**Exercise task:**
Return each line containing the string "percent".

[Figure collection entries]

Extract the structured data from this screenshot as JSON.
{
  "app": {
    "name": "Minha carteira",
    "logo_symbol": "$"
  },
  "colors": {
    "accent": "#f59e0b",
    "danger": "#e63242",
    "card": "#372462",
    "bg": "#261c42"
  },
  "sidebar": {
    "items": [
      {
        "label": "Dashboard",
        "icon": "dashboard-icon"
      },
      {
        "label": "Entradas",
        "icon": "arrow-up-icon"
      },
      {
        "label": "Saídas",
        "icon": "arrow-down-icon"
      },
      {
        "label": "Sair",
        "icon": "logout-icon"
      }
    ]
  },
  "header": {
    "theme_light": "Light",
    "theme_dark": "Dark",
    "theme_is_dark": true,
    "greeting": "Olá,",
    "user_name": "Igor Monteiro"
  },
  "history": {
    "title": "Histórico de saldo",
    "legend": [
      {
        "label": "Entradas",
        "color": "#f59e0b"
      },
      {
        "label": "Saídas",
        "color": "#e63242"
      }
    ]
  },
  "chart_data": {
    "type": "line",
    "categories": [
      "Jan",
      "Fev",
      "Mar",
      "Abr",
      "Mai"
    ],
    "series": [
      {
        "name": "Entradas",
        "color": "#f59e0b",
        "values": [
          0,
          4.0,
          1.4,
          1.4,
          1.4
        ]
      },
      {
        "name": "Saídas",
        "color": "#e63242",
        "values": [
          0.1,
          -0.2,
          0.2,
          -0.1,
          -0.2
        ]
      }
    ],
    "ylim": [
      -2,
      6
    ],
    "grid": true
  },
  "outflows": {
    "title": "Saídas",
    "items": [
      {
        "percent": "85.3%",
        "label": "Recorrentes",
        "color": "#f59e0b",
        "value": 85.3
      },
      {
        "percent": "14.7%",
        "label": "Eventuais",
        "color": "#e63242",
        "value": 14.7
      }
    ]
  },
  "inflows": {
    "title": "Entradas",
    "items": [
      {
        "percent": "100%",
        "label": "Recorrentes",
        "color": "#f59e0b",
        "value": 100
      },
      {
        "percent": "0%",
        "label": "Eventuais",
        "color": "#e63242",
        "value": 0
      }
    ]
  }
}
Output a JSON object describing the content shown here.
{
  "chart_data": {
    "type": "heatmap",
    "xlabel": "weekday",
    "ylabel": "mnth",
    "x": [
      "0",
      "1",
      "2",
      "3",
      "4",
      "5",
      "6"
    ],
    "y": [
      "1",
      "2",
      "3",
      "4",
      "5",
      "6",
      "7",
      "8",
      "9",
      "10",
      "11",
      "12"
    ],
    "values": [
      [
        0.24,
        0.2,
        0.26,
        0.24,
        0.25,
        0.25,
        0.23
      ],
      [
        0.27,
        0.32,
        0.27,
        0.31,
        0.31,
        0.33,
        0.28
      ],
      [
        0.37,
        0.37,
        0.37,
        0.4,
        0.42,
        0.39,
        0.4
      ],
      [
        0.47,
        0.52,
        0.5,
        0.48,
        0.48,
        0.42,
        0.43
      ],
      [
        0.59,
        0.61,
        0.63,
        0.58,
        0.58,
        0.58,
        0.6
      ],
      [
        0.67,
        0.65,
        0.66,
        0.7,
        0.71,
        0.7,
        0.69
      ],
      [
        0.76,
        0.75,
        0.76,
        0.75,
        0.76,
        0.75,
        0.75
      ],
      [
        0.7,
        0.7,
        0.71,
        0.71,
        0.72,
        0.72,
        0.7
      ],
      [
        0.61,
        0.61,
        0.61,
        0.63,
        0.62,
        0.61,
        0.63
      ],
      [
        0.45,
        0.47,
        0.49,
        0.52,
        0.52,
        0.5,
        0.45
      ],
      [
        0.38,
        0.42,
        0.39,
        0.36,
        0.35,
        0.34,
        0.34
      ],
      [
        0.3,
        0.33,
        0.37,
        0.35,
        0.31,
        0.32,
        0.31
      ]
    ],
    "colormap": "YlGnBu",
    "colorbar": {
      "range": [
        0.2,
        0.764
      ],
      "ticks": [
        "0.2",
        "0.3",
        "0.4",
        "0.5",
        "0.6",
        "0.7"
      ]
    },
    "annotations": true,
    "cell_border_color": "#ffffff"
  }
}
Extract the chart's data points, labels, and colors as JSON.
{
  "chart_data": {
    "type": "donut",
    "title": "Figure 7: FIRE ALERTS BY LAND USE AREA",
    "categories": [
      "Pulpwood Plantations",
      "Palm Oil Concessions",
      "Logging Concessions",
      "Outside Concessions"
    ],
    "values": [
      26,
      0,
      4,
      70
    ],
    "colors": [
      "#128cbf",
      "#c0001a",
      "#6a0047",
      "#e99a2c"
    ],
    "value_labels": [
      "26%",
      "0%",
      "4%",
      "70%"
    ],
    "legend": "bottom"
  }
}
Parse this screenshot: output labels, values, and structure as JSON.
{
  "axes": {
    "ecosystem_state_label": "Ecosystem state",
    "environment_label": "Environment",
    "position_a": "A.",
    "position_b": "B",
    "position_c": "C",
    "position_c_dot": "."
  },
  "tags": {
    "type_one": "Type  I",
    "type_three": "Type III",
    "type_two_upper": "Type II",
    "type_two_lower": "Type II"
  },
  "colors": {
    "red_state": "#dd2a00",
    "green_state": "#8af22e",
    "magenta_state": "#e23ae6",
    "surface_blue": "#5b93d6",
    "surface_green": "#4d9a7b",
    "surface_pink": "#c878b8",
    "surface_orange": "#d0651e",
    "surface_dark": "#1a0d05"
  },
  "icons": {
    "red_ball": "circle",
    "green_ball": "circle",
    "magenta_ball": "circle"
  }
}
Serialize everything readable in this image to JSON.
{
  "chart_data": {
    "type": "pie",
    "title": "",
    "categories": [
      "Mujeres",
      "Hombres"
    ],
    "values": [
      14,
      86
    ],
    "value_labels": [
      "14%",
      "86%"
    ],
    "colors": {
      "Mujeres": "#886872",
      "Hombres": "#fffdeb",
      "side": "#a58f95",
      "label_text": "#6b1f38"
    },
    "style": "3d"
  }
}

**Complete response:**
        "percent": "85.3%",
        "percent": "14.7%",
        "percent": "100%",
        "percent": "0%",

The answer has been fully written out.